**Input for this task**

-- start --

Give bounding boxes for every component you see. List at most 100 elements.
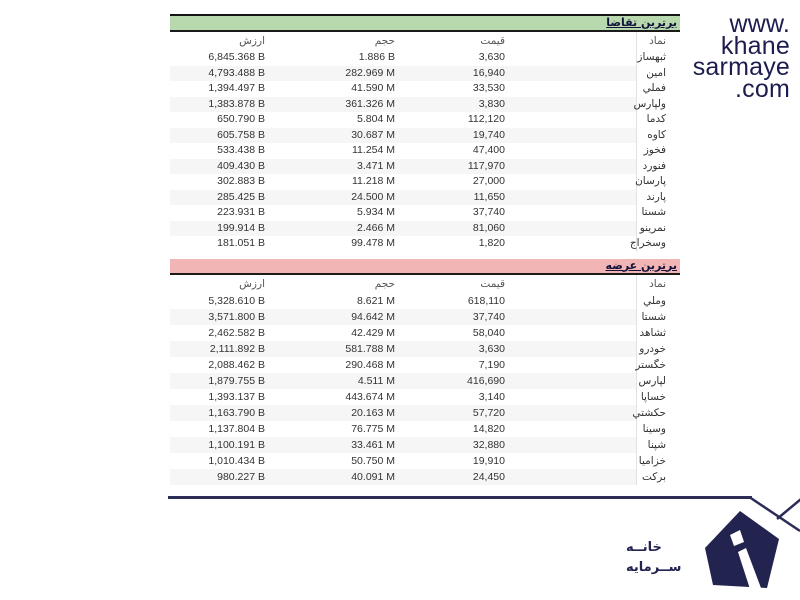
supply-table-header: ارزش حجم قیمت نماد: [170, 274, 680, 293]
cell-price: 11,650: [473, 190, 505, 203]
cell-value: 3,571.800 B: [208, 310, 265, 323]
table-row: 2,111.892 B 581.788 M 3,630 خودرو: [170, 340, 680, 357]
cell-price: 32,880: [472, 438, 505, 451]
logo-house-slit: [738, 548, 761, 589]
cell-spacer: [505, 373, 636, 389]
logo-text-line2: ســرمایه: [626, 560, 682, 575]
cell-symbol: ولپارس: [633, 96, 680, 112]
demand-table-body: 6,845.368 B 1.886 B 3,630 ثبهساز 4,793.488 B…: [170, 50, 680, 252]
cell-price: 58,040: [472, 326, 505, 339]
cell-spacer: [505, 325, 636, 341]
table-row: 4,793.488 B 282.969 M 16,940 امین: [170, 65, 680, 81]
cell-spacer: [505, 293, 636, 309]
cell-price: 112,120: [467, 113, 505, 125]
khane-sarmaye-logo-icon: [705, 496, 800, 589]
table-row: 1,137.804 B 76.775 M 14,820 وسینا: [170, 420, 680, 437]
column-header-spacer: [505, 32, 636, 50]
cell-spacer: [505, 205, 636, 221]
cell-spacer: [505, 112, 636, 128]
cell-symbol: پارند: [636, 189, 680, 205]
column-header-value: ارزش: [239, 35, 265, 47]
table-row: 650.790 B 5.804 M 112,120 کدما: [170, 112, 680, 128]
cell-symbol: خزاميا: [636, 452, 680, 469]
cell-value: 1,383.878 B: [208, 97, 265, 110]
cell-value: 2,088.462 B: [208, 358, 265, 371]
cell-price: 16,940: [472, 66, 505, 79]
cell-price: 117,970: [467, 159, 505, 172]
column-header-spacer: [505, 275, 636, 293]
table-row: 1,393.137 B 443.674 M 3,140 خساپا: [170, 388, 680, 405]
cell-volume: 30.687 M: [351, 128, 395, 141]
cell-price: 7,190: [478, 358, 505, 371]
cell-price: 3,830: [478, 97, 505, 110]
cell-symbol: شستا: [636, 205, 680, 221]
cell-price: 3,140: [478, 390, 505, 403]
column-header-price: قیمت: [480, 277, 505, 290]
column-header-symbol: نماد: [636, 274, 680, 293]
cell-volume: 99.478 M: [351, 237, 395, 249]
market-tables: برترین تقاضا ارزش حجم قیمت نماد 6,845.36…: [170, 14, 680, 485]
cell-value: 2,111.892 B: [209, 342, 265, 355]
cell-spacer: [505, 389, 636, 405]
cell-volume: 5.804 M: [357, 113, 395, 125]
cell-symbol: ثشاهد: [636, 324, 680, 341]
cell-price: 3,630: [478, 342, 505, 355]
table-row: 3,571.800 B 94.642 M 37,740 شستا: [170, 308, 680, 325]
cell-symbol: شستا: [636, 308, 680, 325]
cell-spacer: [505, 421, 636, 437]
cell-symbol: برکت: [636, 468, 680, 485]
cell-symbol: وملي: [636, 292, 680, 309]
cell-symbol: امین: [636, 65, 680, 81]
table-row: 2,088.462 B 290.468 M 7,190 خگستر: [170, 356, 680, 373]
table-row: 1,394.497 B 41.590 M 33,530 فملي: [170, 81, 680, 97]
cell-spacer: [505, 309, 636, 325]
watermark-line: www.: [729, 10, 790, 38]
table-row: 1,163.790 B 20.163 M 57,720 حکشتي: [170, 404, 680, 421]
cell-value: 650.790 B: [217, 113, 265, 125]
demand-table-title: برترین تقاضا: [170, 14, 680, 32]
supply-table-body: 5,328.610 B 8.621 M 618,110 وملي 3,571.800 B…: [170, 292, 680, 485]
table-row: 302.883 B 11.218 M 27,000 پارسان: [170, 174, 680, 190]
table-row: 1,100.191 B 33.461 M 32,880 شپنا: [170, 436, 680, 453]
cell-price: 37,740: [472, 310, 505, 323]
cell-value: 605.758 B: [217, 128, 265, 141]
cell-symbol: فملي: [636, 81, 680, 97]
cell-volume: 282.969 M: [345, 66, 395, 79]
cell-volume: 40.091 M: [351, 470, 395, 483]
cell-spacer: [505, 97, 636, 113]
cell-value: 4,793.488 B: [208, 66, 265, 79]
cell-volume: 24.500 M: [351, 190, 395, 203]
cell-value: 6,845.368 B: [208, 51, 265, 63]
column-header-symbol: نماد: [636, 32, 680, 50]
demand-table-header: ارزش حجم قیمت نماد: [170, 32, 680, 50]
table-row: 605.758 B 30.687 M 19,740 کاوه: [170, 127, 680, 143]
cell-volume: 33.461 M: [351, 438, 395, 451]
cell-value: 223.931 B: [217, 206, 265, 218]
cell-price: 81,060: [472, 221, 505, 234]
logo-house-notch: [730, 530, 744, 546]
table-row: 181.051 B 99.478 M 1,820 وسخراج: [170, 236, 680, 252]
table-row: 285.425 B 24.500 M 11,650 پارند: [170, 189, 680, 205]
cell-symbol: کاوه: [636, 127, 680, 143]
cell-volume: 3.471 M: [357, 159, 395, 172]
cell-price: 618,110: [467, 294, 505, 307]
cell-symbol: وسخراج: [630, 236, 680, 252]
watermark-line: .com: [735, 74, 790, 103]
cell-symbol: خساپا: [636, 388, 680, 405]
cell-volume: 361.326 M: [345, 97, 395, 110]
cell-volume: 443.674 M: [345, 390, 395, 403]
cell-spacer: [505, 81, 636, 97]
cell-volume: 4.511 M: [357, 374, 395, 387]
table-row: 409.430 B 3.471 M 117,970 فنورد: [170, 158, 680, 174]
cell-symbol: فنورد: [636, 158, 680, 174]
supply-table-title: برترین عرضه: [170, 258, 680, 275]
table-row: 1,010.434 B 50.750 M 19,910 خزاميا: [170, 452, 680, 469]
cell-price: 47,400: [472, 144, 505, 156]
table-row: 6,845.368 B 1.886 B 3,630 ثبهساز: [170, 50, 680, 66]
cell-volume: 5.934 M: [357, 206, 395, 218]
cell-value: 199.914 B: [217, 221, 265, 234]
cell-symbol: فخوز: [636, 143, 680, 159]
cell-value: 1,393.137 B: [208, 390, 265, 403]
logo-house-shape: [705, 511, 779, 588]
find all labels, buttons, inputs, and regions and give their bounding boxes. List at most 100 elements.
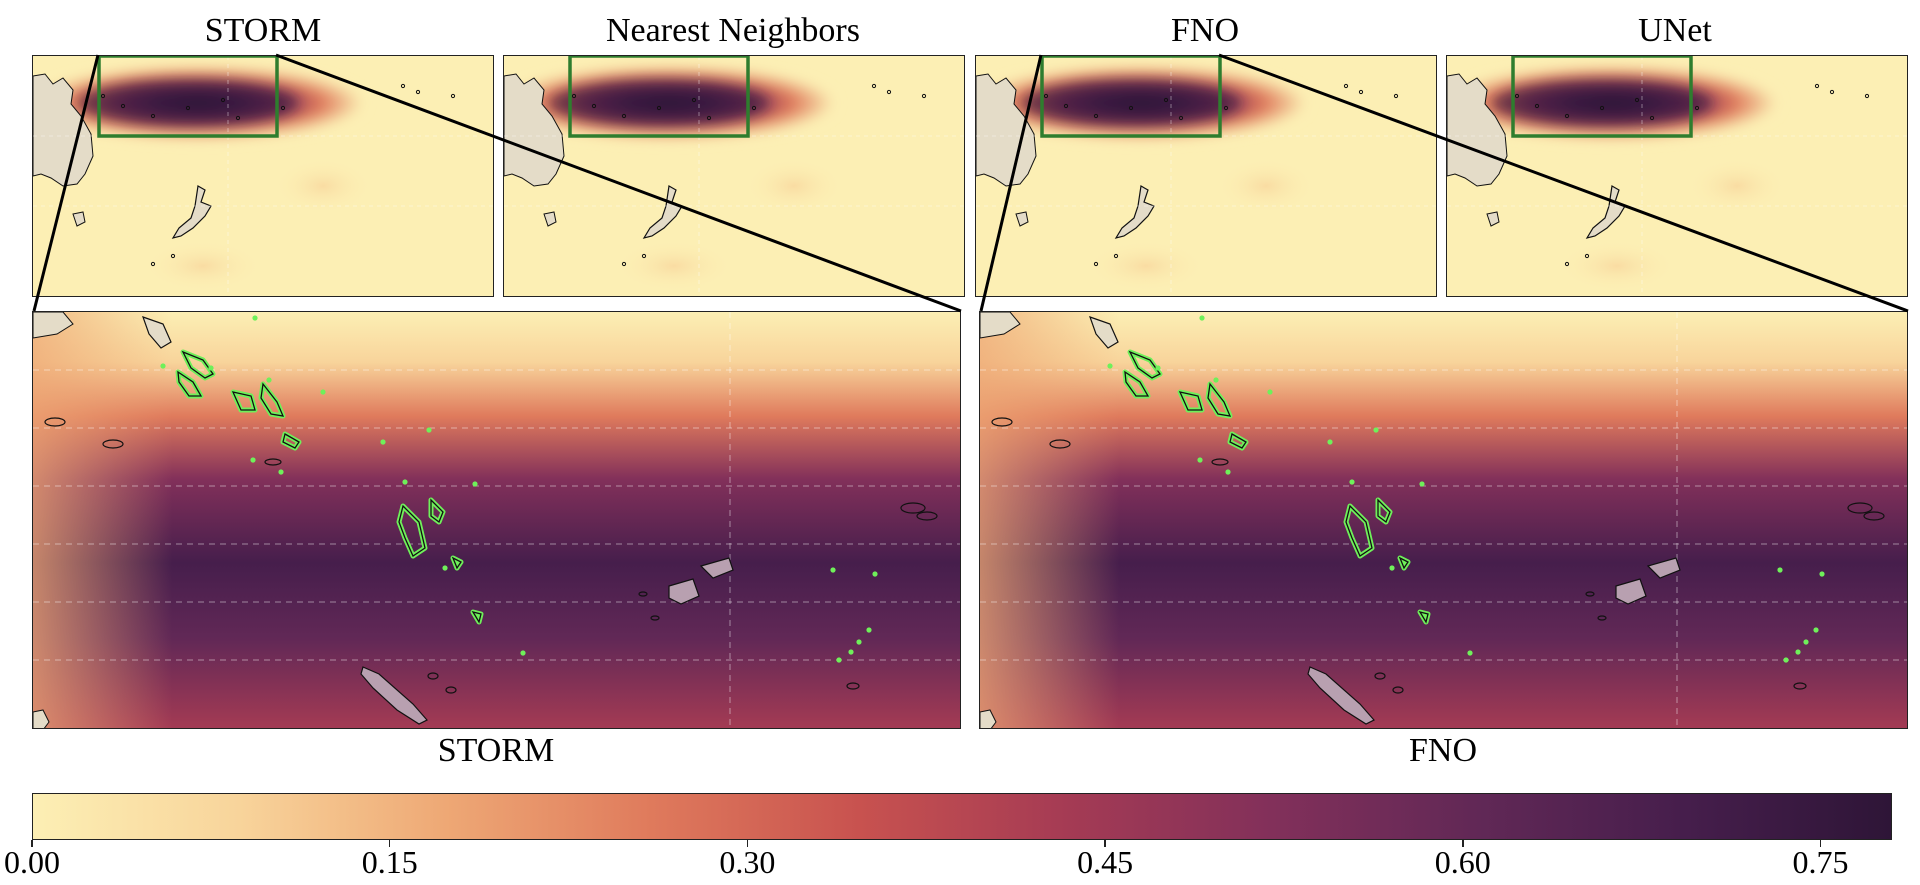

-- end --

**Task brief**
Rewrite all of the records above, substituting "cell-gap" for every occurrence of "cell-spacer" and keeping everything else identical. Omit the pictures from your answer.

**Exercise output**
Give bounding boxes for every component you see. List at most 100 elements.
supply-table-header: ارزش حجم قیمت نماد: [170, 274, 680, 293]
cell-price: 11,650: [473, 190, 505, 203]
cell-value: 3,571.800 B: [208, 310, 265, 323]
table-row: 2,111.892 B 581.788 M 3,630 خودرو: [170, 340, 680, 357]
cell-price: 32,880: [472, 438, 505, 451]
logo-house-slit: [738, 548, 761, 589]
cell-gap: [505, 373, 636, 389]
logo-text-line2: ســرمایه: [626, 560, 682, 575]
cell-symbol: ولپارس: [633, 96, 680, 112]
demand-table-body: 6,845.368 B 1.886 B 3,630 ثبهساز 4,793.488 B…: [170, 50, 680, 252]
cell-price: 58,040: [472, 326, 505, 339]
cell-gap: [505, 325, 636, 341]
table-row: 4,793.488 B 282.969 M 16,940 امین: [170, 65, 680, 81]
cell-gap: [505, 293, 636, 309]
cell-price: 112,120: [467, 113, 505, 125]
khane-sarmaye-logo-icon: [705, 496, 800, 589]
table-row: 1,137.804 B 76.775 M 14,820 وسینا: [170, 420, 680, 437]
column-header-spacer: [505, 32, 636, 50]
cell-gap: [505, 205, 636, 221]
cell-gap: [505, 112, 636, 128]
cell-symbol: پارند: [636, 189, 680, 205]
column-header-value: ارزش: [239, 35, 265, 47]
table-row: 650.790 B 5.804 M 112,120 کدما: [170, 112, 680, 128]
cell-symbol: خزاميا: [636, 452, 680, 469]
cell-value: 1,383.878 B: [208, 97, 265, 110]
cell-value: 2,088.462 B: [208, 358, 265, 371]
cell-price: 16,940: [472, 66, 505, 79]
cell-price: 117,970: [467, 159, 505, 172]
column-header-spacer: [505, 275, 636, 293]
table-row: 1,393.137 B 443.674 M 3,140 خساپا: [170, 388, 680, 405]
cell-volume: 30.687 M: [351, 128, 395, 141]
cell-price: 7,190: [478, 358, 505, 371]
cell-price: 3,830: [478, 97, 505, 110]
cell-symbol: شستا: [636, 205, 680, 221]
cell-price: 3,140: [478, 390, 505, 403]
column-header-price: قیمت: [480, 277, 505, 290]
column-header-symbol: نماد: [636, 274, 680, 293]
cell-volume: 99.478 M: [351, 237, 395, 249]
market-tables: برترین تقاضا ارزش حجم قیمت نماد 6,845.36…: [170, 14, 680, 485]
cell-value: 2,111.892 B: [209, 342, 265, 355]
cell-gap: [505, 389, 636, 405]
cell-volume: 5.804 M: [357, 113, 395, 125]
cell-symbol: ثشاهد: [636, 324, 680, 341]
cell-price: 3,630: [478, 342, 505, 355]
table-row: 3,571.800 B 94.642 M 37,740 شستا: [170, 308, 680, 325]
cell-symbol: شستا: [636, 308, 680, 325]
cell-gap: [505, 421, 636, 437]
cell-symbol: برکت: [636, 468, 680, 485]
cell-symbol: وملي: [636, 292, 680, 309]
cell-symbol: امین: [636, 65, 680, 81]
table-row: 2,088.462 B 290.468 M 7,190 خگستر: [170, 356, 680, 373]
table-row: 1,394.497 B 41.590 M 33,530 فملي: [170, 81, 680, 97]
cell-gap: [505, 309, 636, 325]
watermark-line: www.: [729, 10, 790, 38]
table-row: 1,163.790 B 20.163 M 57,720 حکشتي: [170, 404, 680, 421]
cell-value: 650.790 B: [217, 113, 265, 125]
demand-table-title: برترین تقاضا: [170, 14, 680, 32]
supply-table-body: 5,328.610 B 8.621 M 618,110 وملي 3,571.800 B…: [170, 292, 680, 485]
table-row: 302.883 B 11.218 M 27,000 پارسان: [170, 174, 680, 190]
table-row: 1,100.191 B 33.461 M 32,880 شپنا: [170, 436, 680, 453]
cell-price: 37,740: [472, 310, 505, 323]
cell-value: 605.758 B: [217, 128, 265, 141]
cell-symbol: فملي: [636, 81, 680, 97]
cell-volume: 282.969 M: [345, 66, 395, 79]
cell-volume: 40.091 M: [351, 470, 395, 483]
cell-gap: [505, 97, 636, 113]
cell-value: 4,793.488 B: [208, 66, 265, 79]
cell-volume: 24.500 M: [351, 190, 395, 203]
cell-value: 6,845.368 B: [208, 51, 265, 63]
column-header-symbol: نماد: [636, 32, 680, 50]
demand-table-header: ارزش حجم قیمت نماد: [170, 32, 680, 50]
table-row: 605.758 B 30.687 M 19,740 کاوه: [170, 127, 680, 143]
cell-volume: 33.461 M: [351, 438, 395, 451]
cell-value: 223.931 B: [217, 206, 265, 218]
cell-price: 81,060: [472, 221, 505, 234]
logo-house-notch: [730, 530, 744, 546]
table-row: 181.051 B 99.478 M 1,820 وسخراج: [170, 236, 680, 252]
table-row: 285.425 B 24.500 M 11,650 پارند: [170, 189, 680, 205]
cell-symbol: کاوه: [636, 127, 680, 143]
cell-volume: 3.471 M: [357, 159, 395, 172]
cell-price: 618,110: [467, 294, 505, 307]
cell-symbol: وسخراج: [630, 236, 680, 252]
watermark-line: .com: [735, 74, 790, 103]
cell-symbol: خساپا: [636, 388, 680, 405]
cell-volume: 361.326 M: [345, 97, 395, 110]
cell-volume: 443.674 M: [345, 390, 395, 403]
cell-gap: [505, 81, 636, 97]
cell-volume: 4.511 M: [357, 374, 395, 387]
table-row: 409.430 B 3.471 M 117,970 فنورد: [170, 158, 680, 174]
cell-symbol: فنورد: [636, 158, 680, 174]
supply-table-title: برترین عرضه: [170, 258, 680, 275]
table-row: 1,010.434 B 50.750 M 19,910 خزاميا: [170, 452, 680, 469]
cell-price: 47,400: [472, 144, 505, 156]
table-row: 6,845.368 B 1.886 B 3,630 ثبهساز: [170, 50, 680, 66]
cell-volume: 5.934 M: [357, 206, 395, 218]
cell-value: 199.914 B: [217, 221, 265, 234]
cell-symbol: فخوز: [636, 143, 680, 159]
cell-value: 1,393.137 B: [208, 390, 265, 403]
logo-house-shape: [705, 511, 779, 588]
find all labels, buttons, inputs, and regions and give their bounding boxes. List at most 100 elements.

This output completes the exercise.